• [TASK REQUIREMENTS]
Lay out the stretch of records from the start through the line containing "The bandpass filter 69 is at (228, 628)." as a two-column CSV with the headers description and locations, one row per record. Put each field in quotes, with any line breaks changed to spaces.
*****
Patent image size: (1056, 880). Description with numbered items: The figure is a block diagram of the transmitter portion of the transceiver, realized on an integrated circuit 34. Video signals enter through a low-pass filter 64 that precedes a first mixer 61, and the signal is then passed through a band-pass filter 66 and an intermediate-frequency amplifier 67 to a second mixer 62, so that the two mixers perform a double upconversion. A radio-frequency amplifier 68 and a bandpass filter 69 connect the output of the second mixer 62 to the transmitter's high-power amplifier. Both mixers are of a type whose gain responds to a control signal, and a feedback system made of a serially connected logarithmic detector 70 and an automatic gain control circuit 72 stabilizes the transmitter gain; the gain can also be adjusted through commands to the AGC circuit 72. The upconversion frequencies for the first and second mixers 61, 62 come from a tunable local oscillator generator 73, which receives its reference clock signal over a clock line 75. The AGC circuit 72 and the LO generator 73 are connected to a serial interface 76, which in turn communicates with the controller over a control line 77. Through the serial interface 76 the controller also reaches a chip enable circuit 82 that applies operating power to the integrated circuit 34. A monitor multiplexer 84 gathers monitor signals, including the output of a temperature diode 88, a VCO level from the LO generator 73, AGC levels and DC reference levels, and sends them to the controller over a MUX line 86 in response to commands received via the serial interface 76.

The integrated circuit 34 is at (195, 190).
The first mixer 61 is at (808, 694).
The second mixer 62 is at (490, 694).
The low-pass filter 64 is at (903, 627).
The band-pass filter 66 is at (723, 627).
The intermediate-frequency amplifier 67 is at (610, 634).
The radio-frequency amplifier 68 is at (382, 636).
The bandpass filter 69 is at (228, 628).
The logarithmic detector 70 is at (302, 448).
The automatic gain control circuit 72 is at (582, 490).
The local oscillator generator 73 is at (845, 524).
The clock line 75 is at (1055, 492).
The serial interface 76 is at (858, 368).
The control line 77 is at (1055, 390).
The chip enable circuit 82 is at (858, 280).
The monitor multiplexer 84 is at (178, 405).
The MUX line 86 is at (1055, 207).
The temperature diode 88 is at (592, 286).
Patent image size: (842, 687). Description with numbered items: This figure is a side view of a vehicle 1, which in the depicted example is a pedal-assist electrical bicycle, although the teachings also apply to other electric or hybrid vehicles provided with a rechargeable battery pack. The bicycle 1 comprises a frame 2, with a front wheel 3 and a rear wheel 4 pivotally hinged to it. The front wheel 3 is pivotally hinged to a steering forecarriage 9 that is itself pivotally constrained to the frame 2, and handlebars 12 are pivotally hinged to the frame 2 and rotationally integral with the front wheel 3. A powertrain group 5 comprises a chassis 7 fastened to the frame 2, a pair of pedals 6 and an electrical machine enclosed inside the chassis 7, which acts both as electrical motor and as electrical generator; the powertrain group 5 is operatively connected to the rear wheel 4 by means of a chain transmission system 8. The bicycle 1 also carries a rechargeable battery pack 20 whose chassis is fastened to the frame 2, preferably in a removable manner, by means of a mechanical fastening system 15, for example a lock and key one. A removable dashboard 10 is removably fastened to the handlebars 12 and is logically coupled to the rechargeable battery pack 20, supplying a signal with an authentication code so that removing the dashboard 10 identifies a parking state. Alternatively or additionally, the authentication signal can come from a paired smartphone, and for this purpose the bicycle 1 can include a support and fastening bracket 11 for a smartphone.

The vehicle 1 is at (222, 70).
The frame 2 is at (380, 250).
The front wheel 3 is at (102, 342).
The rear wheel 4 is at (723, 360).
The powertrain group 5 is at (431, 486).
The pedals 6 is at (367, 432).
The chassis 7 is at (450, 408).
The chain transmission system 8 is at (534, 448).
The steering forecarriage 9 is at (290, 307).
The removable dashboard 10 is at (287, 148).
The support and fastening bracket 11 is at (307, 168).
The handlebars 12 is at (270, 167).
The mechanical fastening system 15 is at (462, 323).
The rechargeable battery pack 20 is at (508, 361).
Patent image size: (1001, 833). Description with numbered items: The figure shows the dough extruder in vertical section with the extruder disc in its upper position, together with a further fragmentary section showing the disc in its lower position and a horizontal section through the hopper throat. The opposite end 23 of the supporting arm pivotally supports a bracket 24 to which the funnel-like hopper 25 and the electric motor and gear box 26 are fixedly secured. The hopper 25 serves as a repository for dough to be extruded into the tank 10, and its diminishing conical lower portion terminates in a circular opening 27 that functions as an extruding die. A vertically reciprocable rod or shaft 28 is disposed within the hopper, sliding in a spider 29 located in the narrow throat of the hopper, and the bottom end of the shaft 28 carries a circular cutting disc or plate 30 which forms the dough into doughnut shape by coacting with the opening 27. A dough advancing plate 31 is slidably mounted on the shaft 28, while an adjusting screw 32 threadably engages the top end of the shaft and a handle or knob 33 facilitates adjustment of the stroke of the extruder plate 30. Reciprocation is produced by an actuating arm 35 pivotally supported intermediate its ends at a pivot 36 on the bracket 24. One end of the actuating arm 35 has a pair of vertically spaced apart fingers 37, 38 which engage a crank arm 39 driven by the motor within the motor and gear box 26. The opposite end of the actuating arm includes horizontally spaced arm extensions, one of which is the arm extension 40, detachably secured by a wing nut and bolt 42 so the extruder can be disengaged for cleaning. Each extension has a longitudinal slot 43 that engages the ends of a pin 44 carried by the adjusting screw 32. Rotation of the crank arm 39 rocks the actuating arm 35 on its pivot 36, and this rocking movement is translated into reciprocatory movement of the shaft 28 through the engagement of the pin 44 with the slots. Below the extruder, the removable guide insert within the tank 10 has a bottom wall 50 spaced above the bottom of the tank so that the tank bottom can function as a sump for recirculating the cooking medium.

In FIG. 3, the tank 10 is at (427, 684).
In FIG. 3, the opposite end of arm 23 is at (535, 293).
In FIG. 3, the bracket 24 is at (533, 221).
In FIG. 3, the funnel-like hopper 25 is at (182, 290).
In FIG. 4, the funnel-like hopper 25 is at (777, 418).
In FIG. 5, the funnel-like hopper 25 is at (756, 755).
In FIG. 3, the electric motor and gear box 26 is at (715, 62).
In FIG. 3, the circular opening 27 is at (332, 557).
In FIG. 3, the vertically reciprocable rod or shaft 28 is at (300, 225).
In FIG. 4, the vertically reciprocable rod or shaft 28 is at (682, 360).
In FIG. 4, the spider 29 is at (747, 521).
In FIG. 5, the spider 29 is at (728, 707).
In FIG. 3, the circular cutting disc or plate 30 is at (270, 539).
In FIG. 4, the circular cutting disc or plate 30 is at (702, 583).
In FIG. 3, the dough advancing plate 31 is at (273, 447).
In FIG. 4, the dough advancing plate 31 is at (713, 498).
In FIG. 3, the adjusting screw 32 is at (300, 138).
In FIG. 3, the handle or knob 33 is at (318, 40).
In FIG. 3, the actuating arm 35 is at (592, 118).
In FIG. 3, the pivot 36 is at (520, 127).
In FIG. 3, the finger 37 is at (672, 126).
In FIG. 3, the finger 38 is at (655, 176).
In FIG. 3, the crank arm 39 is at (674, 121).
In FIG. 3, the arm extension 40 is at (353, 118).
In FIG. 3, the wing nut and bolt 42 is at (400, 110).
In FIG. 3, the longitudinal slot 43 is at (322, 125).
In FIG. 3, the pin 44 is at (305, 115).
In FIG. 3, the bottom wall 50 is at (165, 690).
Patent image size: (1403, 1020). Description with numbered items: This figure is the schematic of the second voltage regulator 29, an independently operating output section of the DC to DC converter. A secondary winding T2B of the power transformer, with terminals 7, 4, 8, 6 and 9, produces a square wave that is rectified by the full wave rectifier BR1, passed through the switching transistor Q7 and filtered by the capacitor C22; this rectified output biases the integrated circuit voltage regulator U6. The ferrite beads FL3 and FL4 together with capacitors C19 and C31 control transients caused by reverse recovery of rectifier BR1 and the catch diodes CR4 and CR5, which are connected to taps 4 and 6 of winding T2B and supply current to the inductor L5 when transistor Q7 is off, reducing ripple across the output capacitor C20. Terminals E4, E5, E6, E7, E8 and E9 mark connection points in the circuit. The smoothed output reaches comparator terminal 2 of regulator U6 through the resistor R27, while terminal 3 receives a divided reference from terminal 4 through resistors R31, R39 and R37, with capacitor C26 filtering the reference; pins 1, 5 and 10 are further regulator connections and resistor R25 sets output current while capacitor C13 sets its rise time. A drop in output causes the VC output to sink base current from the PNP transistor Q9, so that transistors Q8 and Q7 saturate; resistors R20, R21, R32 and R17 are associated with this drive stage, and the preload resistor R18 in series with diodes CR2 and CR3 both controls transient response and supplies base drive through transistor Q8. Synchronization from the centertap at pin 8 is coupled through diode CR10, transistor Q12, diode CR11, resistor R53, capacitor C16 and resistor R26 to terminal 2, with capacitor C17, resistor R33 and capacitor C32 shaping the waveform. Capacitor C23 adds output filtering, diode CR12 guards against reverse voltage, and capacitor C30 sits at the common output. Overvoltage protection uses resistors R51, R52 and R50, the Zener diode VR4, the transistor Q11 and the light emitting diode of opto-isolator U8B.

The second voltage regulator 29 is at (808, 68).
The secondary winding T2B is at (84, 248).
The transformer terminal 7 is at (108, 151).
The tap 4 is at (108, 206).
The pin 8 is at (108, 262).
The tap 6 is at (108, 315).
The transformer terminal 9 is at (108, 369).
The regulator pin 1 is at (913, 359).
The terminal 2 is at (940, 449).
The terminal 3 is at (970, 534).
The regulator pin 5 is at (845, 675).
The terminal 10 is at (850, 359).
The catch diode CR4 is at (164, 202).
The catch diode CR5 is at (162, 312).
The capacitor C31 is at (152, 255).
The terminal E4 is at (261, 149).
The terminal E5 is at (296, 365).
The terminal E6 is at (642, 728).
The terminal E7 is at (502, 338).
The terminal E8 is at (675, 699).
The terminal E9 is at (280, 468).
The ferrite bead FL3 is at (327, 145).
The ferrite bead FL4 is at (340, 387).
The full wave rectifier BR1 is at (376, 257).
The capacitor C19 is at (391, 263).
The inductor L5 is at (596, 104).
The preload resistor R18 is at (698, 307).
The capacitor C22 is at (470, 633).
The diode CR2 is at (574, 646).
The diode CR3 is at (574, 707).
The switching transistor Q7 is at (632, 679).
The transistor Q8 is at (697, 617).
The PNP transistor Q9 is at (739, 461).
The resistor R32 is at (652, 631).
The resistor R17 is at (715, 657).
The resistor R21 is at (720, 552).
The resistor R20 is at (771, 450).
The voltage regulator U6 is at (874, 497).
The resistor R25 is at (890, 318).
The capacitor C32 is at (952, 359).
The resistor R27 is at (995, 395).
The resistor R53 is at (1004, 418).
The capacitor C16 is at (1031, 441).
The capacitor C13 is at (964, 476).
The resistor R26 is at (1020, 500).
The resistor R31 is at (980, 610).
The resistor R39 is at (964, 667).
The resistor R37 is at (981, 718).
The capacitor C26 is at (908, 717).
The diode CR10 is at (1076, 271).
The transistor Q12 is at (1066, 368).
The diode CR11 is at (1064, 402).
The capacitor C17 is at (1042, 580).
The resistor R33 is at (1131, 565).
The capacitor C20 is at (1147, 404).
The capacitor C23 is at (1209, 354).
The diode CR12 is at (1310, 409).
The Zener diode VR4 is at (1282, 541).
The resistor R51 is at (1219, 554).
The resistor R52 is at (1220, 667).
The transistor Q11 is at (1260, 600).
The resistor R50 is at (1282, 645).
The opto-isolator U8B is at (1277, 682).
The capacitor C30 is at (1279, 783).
*****
• [EXERCISE RESPONSE]
description,locations
"Patent image size: (1056, 880). Description with numbered items: The figure is a block diagram of the transmitter portion of the transceiver, realized on an integrated circuit 34. Video signals enter through a low-pass filter 64 that precedes a first mixer 61, and the signal is then passed through a band-pass filter 66 and an intermediate-frequency amplifier 67 to a second mixer 62, so that the two mixers perform a double upconversion. A radio-frequency amplifier 68 and a bandpass filter 69 connect the output of the second mixer 62 to the transmitter's high-power amplifier. Both mixers are of a type whose gain responds to a control signal, and a feedback system made of a serially connected logarithmic detector 70 and an automatic gain control circuit 72 stabilizes the transmitter gain; the gain can also be adjusted through commands to the AGC circuit 72. The upconversion frequencies for the first and second mixers 61, 62 come from a tunable local oscillator generator 73, which receives its reference clock signal over a clock line 75. The AGC circuit 72 and the LO generator 73 are connected to a serial interface 76, which in turn communicates with the controller over a control line 77. Through the serial interface 76 the controller also reaches a chip enable circuit 82 that applies operating power to the integrated circuit 34. A monitor multiplexer 84 gathers monitor signals, including the output of a temperature diode 88, a VCO level from the LO generator 73, AGC levels and DC reference levels, and sends them to the controller over a MUX line 86 in response to commands received via the serial interface 76.","The integrated circuit 34 is at (195, 190). The first mixer 61 is at (808, 694). The second mixer 62 is at (490, 694). The low-pass filter 64 is at (903, 627). The band-pass filter 66 is at (723, 627). The intermediate-frequency amplifier 67 is at (610, 634). The radio-frequency amplifier 68 is at (382, 636). The bandpass filter 69 is at (228, 628)."